§ Stated goal 1
Transcribe word for word the part of the passage on assessment and the humanities that begins at the words "This is why, when" and stops after "has ever been.".
§ Stated goal 2
In the passage on assessment and the humanities, a strand of thinking in the humanities, especially in English, goes back at least to which figure?

§ Excerpt
-------------------------
Over at Digital Digs, Alex Reid has a very good blog on assessment and the humanities  where he points to the need to develop forms of knowledge that help us get at things that will lead to useful change, and points out that doing this well is related to our oft-professed desire to be pursuing work that makes a difference in the world:

This is why, when it comes to assessment, I always ask “What kind of knowledge would we require in order to make a substantive change?” That question asks not only about the specific knowledge statement but the process by which the knowledge is constructed. Anecdotes are not strong enough. And my concern for the humanities is that it doesn’t believe that any knowledge is strong enough to make such decisions. This, of course, does not mean that curriculum doesn’t happen or that changes don’t occur. It simply means that we deny ourselves the opportunity to produce knowledge that is strong enough to inform decision-making. Instead we are left with individual feelings, opinions, and beliefs and whatever they amount to. A skeptic might say that this is all that humanistic knowledge has ever been. 

But I can’t believe that. I can’t afford to believe that. If we believe that as humanists we cannot produce knowledge of real value with the strength to make changes in the world, then what would we be doing as teachers or scholars? We would be engaged in some kind of self-pleasuring activity, perhaps with the idea that our performances might instill in others (through some quasi-magical, sympathetic incantation) a similar practice of finding self-pleasure (or aesthetic appreciation) through a purely subjective/cultural/discursive encounter with the objects we study. No doubt there is a strong strand of such thinking in the humanities, especially in English, that goes back at least to Matthew Arnold (though in his case the self-pleasure was imbuded with a chaste religiosity rather than the psycho-sexual implications one probably sees here). However, no one would imagine self-pleasure as the sole goal of humanistic study. We must be able to produce knowledge that has the strength to make changes. And that requires an understanding of how knowledge is constructed and operates in a world that isn’t divided into natural, social, and discursive realms. And this is as true for our research and teaching as it is for assessment.
-------------------------
§ Supplied material
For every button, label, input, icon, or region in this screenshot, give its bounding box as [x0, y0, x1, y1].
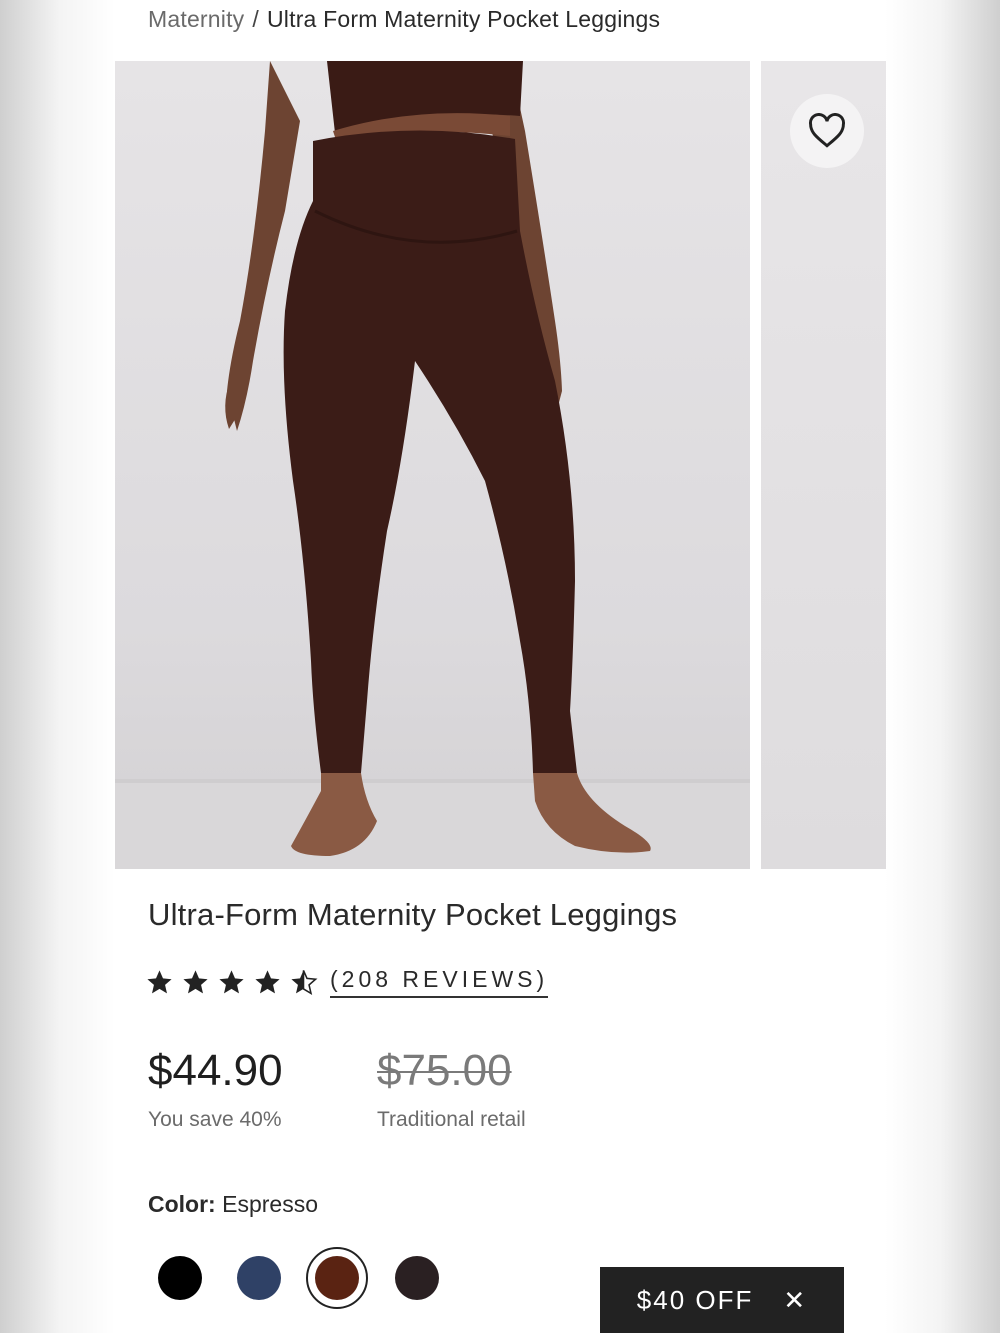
-------------------------
§ Output 1
This is why, when it comes to assessment, I always ask “What kind of knowledge would we require in order to make a substantive change?” That question asks not only about the specific knowledge statement but the process by which the knowledge is constructed. Anecdotes are not strong enough. And my concern for the humanities is that it doesn’t believe that any knowledge is strong enough to make such decisions. This, of course, does not mean that curriculum doesn’t happen or that changes don’t occur. It simply means that we deny ourselves the opportunity to produce knowledge that is strong enough to inform decision-making. Instead we are left with individual feelings, opinions, and beliefs and whatever they amount to. A skeptic might say that this is all that humanistic knowledge has ever been.

§ Output 2
Matthew Arnold.